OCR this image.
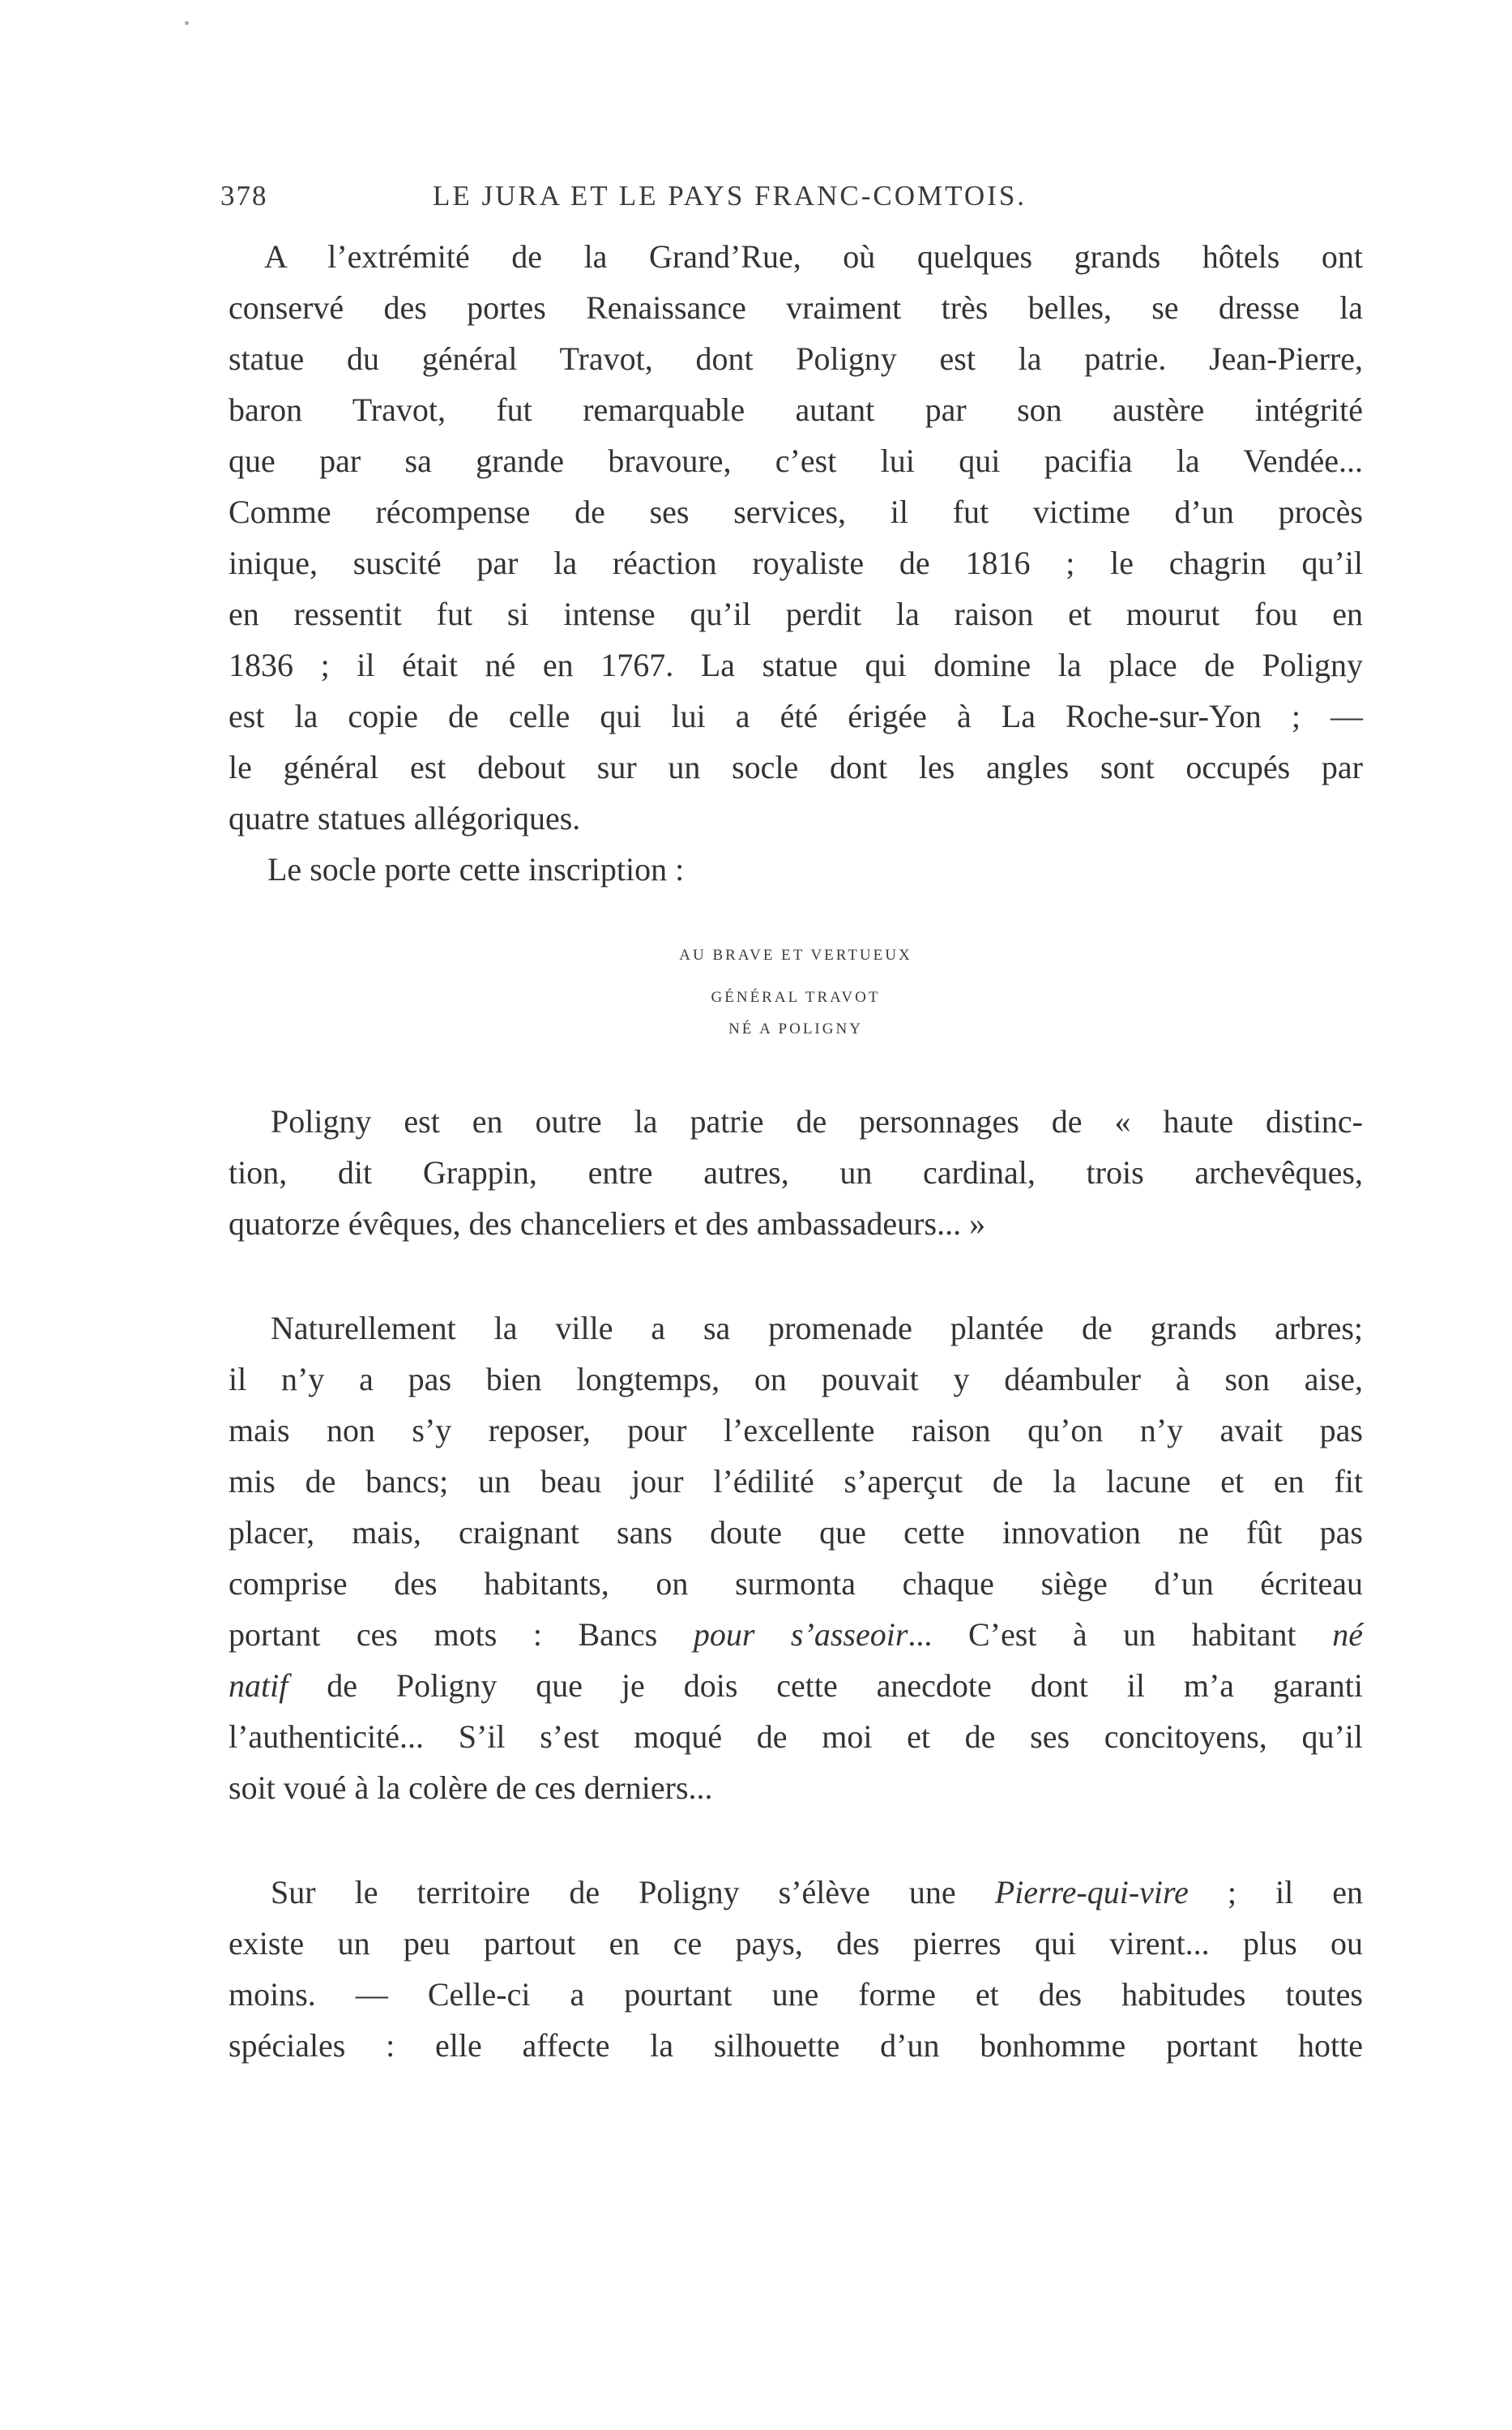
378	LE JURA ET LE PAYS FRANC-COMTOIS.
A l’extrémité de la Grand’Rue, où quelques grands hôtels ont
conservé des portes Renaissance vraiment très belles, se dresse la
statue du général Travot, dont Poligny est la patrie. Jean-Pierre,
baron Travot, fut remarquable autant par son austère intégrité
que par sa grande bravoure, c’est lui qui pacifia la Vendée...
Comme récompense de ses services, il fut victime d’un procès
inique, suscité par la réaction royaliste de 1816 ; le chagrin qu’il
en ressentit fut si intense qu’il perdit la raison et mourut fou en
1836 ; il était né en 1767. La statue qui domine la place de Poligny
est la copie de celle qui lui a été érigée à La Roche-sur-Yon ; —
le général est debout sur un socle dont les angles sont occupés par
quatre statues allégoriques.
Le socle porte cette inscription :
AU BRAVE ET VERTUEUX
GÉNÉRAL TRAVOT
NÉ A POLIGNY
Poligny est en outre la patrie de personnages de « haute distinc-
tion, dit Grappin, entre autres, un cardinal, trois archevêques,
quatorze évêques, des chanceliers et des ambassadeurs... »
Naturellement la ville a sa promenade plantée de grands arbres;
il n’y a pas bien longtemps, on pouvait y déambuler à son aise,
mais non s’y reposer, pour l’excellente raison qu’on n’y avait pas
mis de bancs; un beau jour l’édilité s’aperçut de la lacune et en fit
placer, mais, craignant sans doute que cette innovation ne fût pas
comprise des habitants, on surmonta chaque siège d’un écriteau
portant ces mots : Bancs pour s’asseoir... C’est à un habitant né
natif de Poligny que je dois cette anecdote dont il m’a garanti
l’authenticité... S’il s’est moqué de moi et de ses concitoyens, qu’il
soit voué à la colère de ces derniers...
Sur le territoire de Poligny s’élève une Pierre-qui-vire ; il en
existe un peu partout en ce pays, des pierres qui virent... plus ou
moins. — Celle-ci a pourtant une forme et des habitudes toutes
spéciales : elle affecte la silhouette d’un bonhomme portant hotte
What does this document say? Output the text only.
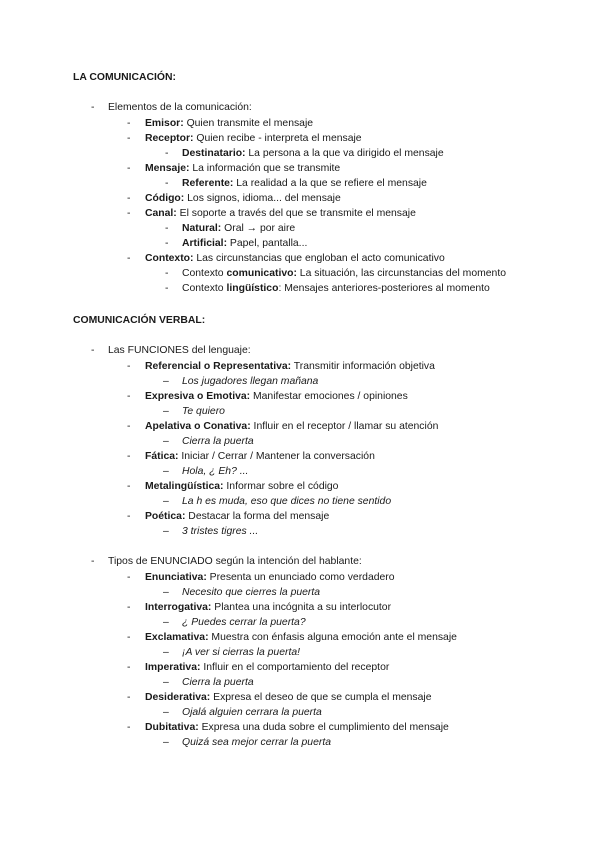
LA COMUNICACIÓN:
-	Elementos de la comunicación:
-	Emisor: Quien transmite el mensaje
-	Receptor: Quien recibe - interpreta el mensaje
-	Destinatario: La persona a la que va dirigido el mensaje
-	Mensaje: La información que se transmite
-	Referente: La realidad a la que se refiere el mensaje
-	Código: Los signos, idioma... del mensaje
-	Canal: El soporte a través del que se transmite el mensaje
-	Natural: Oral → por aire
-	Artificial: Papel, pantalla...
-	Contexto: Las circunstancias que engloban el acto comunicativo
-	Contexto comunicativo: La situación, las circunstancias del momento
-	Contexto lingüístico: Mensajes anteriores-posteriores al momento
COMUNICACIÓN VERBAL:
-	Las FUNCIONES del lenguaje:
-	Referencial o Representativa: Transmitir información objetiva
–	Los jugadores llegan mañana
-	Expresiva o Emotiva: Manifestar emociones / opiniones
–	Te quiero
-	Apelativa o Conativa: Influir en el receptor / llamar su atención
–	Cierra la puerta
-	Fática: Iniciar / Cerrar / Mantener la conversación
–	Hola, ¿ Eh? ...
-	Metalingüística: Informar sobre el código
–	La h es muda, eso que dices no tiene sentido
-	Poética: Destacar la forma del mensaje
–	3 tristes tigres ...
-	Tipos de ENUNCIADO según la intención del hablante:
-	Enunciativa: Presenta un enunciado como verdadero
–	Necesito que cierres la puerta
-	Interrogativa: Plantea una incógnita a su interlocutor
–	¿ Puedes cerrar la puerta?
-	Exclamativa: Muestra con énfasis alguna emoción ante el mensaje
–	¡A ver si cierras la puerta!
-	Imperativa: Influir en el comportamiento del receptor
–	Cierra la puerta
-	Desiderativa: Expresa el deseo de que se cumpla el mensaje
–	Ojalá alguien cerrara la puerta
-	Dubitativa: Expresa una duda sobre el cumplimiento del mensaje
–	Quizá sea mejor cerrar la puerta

- **WRITTEN EXERCISE**: Return each line with "Quien".

- **WRITTEN SOLUTION**:
-	Emisor: Quien transmite el mensaje
-	Receptor: Quien recibe - interpreta el mensaje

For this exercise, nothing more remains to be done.